* _What you need to do_
Type every record exactly as it appears.

* _Input_
================================

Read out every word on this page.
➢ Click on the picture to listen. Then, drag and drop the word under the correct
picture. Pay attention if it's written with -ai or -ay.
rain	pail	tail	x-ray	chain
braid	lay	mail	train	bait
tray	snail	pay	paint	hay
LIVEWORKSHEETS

================================

* _Complete answer_
Read out every word on this page.
➢ Click on the picture to listen. Then, drag and drop the word under the correct
picture. Pay attention if it's written with -ai or -ay.
rain	pail	tail	x-ray	chain
braid	lay	mail	train	bait
tray	snail	pay	paint	hay
LIVEWORKSHEETS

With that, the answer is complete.